Assignment
Report every line of the entries that contains the word "have".
☆ ☆ ☆ ☆
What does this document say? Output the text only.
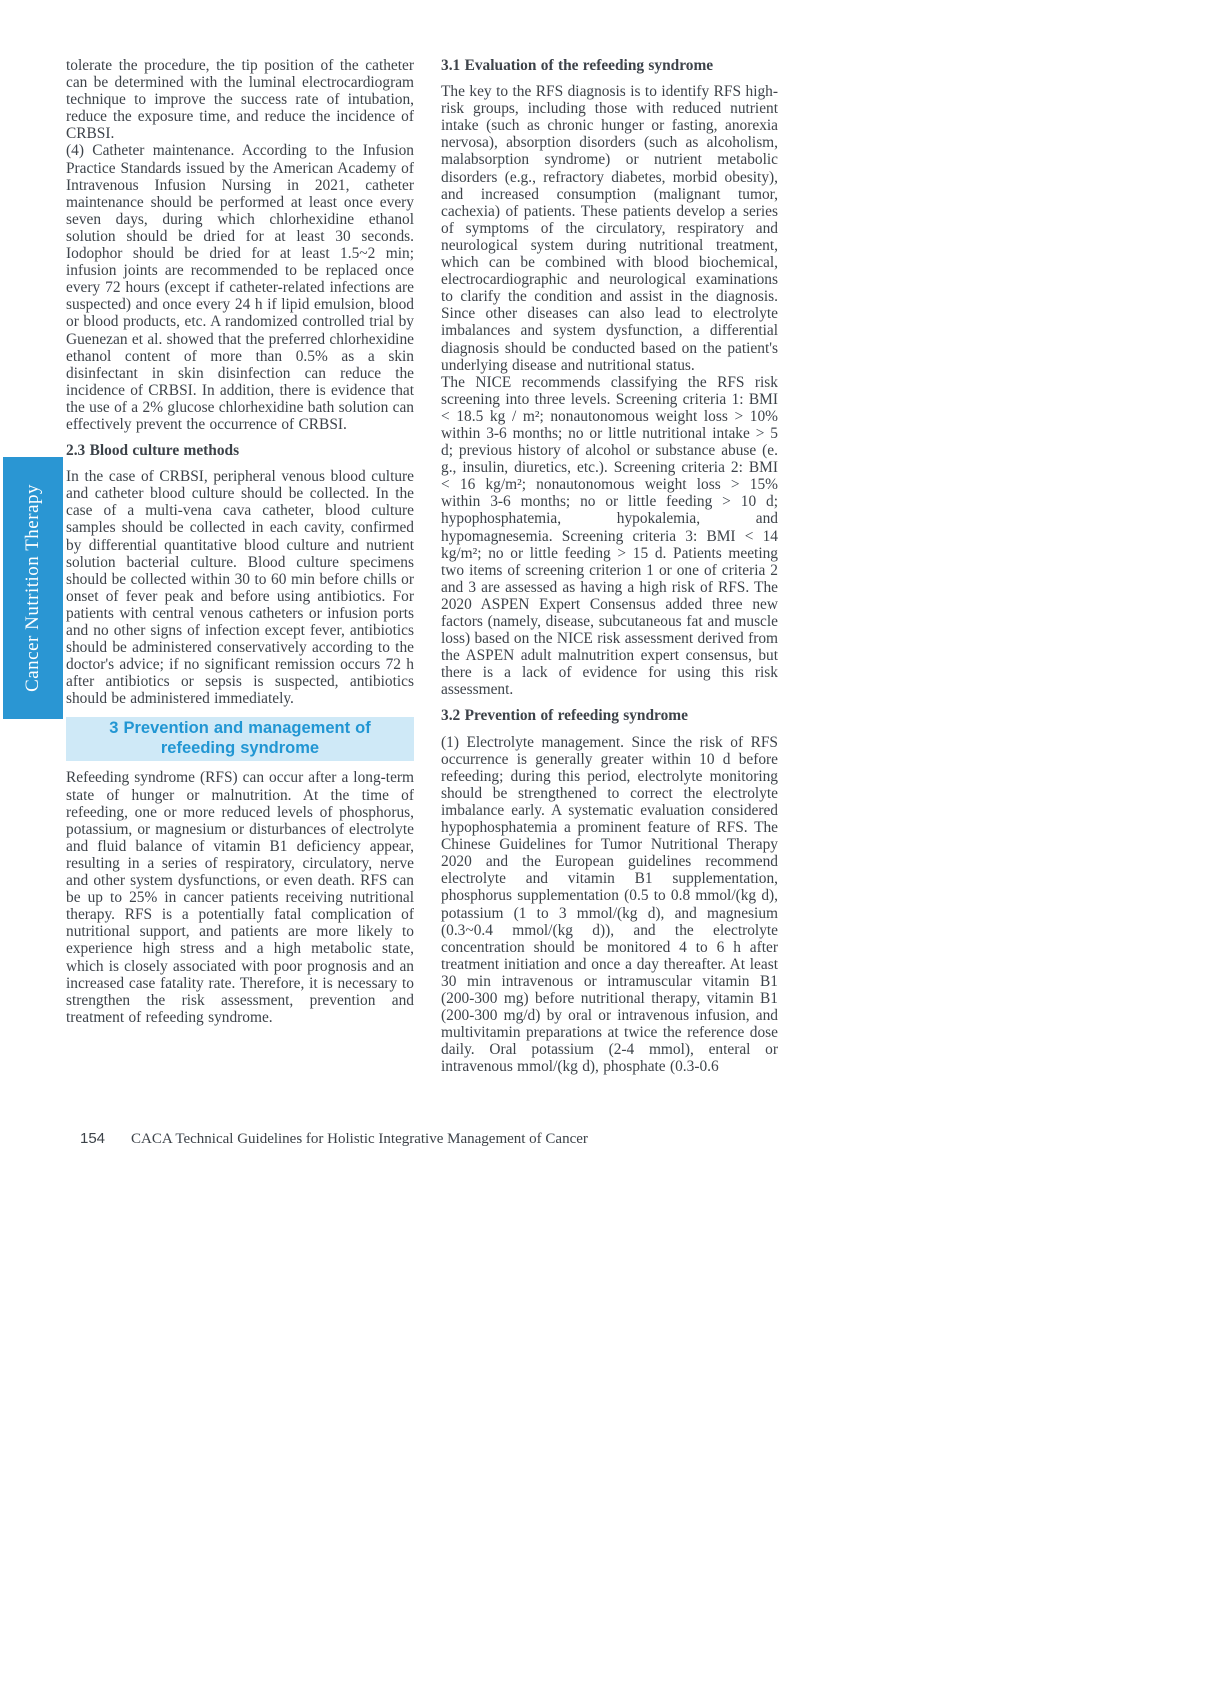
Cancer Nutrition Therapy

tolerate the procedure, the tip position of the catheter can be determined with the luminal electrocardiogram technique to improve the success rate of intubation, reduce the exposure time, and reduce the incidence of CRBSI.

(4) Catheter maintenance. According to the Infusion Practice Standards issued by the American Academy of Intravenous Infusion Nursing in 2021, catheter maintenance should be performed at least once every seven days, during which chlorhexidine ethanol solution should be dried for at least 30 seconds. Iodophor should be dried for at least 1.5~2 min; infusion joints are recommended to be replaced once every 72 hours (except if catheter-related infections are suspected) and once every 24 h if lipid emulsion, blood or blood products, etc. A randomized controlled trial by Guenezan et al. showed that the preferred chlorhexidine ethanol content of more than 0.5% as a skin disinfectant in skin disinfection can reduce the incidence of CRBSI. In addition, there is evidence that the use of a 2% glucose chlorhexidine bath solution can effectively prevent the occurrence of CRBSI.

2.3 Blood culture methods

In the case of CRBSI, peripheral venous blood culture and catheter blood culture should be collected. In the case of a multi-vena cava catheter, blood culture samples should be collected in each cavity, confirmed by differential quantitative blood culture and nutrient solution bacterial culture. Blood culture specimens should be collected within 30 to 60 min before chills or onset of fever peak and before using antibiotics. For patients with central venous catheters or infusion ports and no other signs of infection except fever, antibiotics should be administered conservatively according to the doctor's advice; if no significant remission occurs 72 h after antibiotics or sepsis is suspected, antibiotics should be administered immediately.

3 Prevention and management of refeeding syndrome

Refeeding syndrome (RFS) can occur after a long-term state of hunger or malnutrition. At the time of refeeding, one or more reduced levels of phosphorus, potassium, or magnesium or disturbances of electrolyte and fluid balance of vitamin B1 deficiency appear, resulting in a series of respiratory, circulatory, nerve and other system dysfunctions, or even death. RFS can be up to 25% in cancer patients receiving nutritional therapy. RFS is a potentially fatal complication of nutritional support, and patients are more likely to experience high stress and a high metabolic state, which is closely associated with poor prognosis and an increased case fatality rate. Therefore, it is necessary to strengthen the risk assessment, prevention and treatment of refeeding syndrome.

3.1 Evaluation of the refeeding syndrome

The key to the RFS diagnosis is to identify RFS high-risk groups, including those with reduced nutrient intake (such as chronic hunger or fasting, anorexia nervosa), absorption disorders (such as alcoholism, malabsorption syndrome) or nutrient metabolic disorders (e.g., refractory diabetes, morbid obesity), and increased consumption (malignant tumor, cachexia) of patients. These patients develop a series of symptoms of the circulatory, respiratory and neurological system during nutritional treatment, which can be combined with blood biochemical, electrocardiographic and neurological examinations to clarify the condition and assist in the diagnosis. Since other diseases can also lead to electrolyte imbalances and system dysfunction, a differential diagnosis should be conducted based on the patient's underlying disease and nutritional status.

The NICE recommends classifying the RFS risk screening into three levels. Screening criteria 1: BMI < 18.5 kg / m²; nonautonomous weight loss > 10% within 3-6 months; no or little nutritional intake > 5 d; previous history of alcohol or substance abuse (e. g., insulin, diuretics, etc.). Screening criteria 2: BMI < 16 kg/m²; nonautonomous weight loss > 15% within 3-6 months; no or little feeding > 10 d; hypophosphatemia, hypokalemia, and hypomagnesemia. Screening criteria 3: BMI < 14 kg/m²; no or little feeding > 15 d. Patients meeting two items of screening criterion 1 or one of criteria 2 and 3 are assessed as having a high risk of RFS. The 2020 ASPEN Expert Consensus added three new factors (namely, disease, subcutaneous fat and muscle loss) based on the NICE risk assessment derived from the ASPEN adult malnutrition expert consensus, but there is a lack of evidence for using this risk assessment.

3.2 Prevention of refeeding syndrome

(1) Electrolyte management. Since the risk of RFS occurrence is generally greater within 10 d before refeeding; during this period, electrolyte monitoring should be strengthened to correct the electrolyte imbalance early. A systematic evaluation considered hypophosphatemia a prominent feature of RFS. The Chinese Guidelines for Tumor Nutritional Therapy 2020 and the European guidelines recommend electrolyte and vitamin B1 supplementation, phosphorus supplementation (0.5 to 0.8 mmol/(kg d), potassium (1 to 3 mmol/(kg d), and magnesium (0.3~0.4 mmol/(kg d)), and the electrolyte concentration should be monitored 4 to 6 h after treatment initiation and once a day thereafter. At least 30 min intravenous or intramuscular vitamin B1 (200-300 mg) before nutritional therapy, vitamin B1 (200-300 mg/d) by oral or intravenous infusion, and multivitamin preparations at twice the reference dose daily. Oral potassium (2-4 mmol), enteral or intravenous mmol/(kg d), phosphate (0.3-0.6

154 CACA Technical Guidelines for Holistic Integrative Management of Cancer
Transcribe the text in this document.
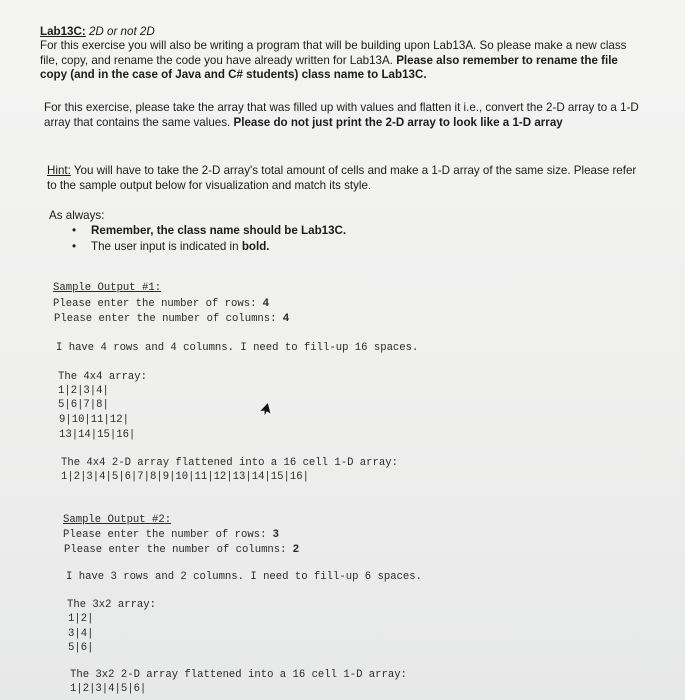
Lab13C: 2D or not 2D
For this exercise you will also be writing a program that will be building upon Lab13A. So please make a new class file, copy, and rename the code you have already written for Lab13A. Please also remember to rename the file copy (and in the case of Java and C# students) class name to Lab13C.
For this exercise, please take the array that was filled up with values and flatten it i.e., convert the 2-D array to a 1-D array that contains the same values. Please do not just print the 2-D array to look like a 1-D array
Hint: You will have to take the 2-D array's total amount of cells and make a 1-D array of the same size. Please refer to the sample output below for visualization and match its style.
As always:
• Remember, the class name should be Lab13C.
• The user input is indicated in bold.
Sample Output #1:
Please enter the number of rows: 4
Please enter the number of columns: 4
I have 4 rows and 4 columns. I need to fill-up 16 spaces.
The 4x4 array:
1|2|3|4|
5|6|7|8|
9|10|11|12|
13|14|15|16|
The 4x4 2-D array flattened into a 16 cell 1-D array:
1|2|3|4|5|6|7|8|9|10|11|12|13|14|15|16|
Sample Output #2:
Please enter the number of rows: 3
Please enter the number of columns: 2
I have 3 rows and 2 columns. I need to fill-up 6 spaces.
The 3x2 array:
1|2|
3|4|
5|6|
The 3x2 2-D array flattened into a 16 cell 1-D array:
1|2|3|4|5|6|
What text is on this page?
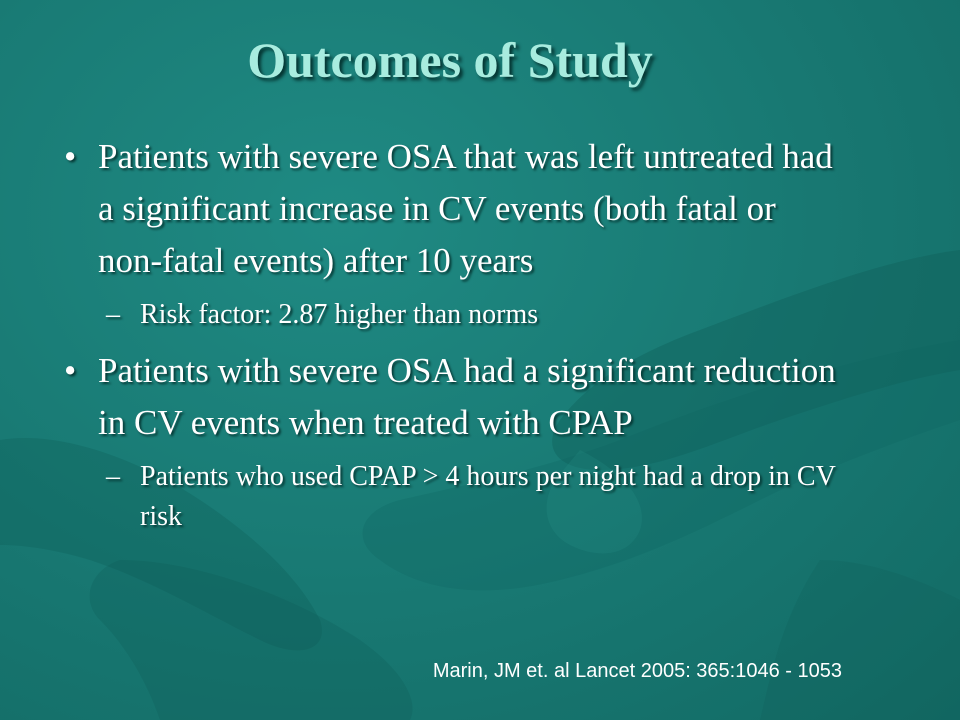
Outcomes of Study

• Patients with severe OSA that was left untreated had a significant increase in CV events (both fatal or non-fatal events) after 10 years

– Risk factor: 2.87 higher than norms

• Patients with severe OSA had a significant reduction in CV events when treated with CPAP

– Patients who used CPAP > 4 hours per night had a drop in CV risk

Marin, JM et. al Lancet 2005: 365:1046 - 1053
☆ ☆ ☆ ☆
Response
For this exercise you will also be writing a program that will be building upon Lab13A. So please make a new class file, copy, and rename the code you have already written for Lab13A. Please also remember to rename the file copy (and in the case of Java and C# students) class name to Lab13C.
Hint: You will have to take the 2-D array's total amount of cells and make a 1-D array of the same size. Please refer to the sample output below for visualization and match its style.
I have 4 rows and 4 columns. I need to fill-up 16 spaces.
I have 3 rows and 2 columns. I need to fill-up 6 spaces.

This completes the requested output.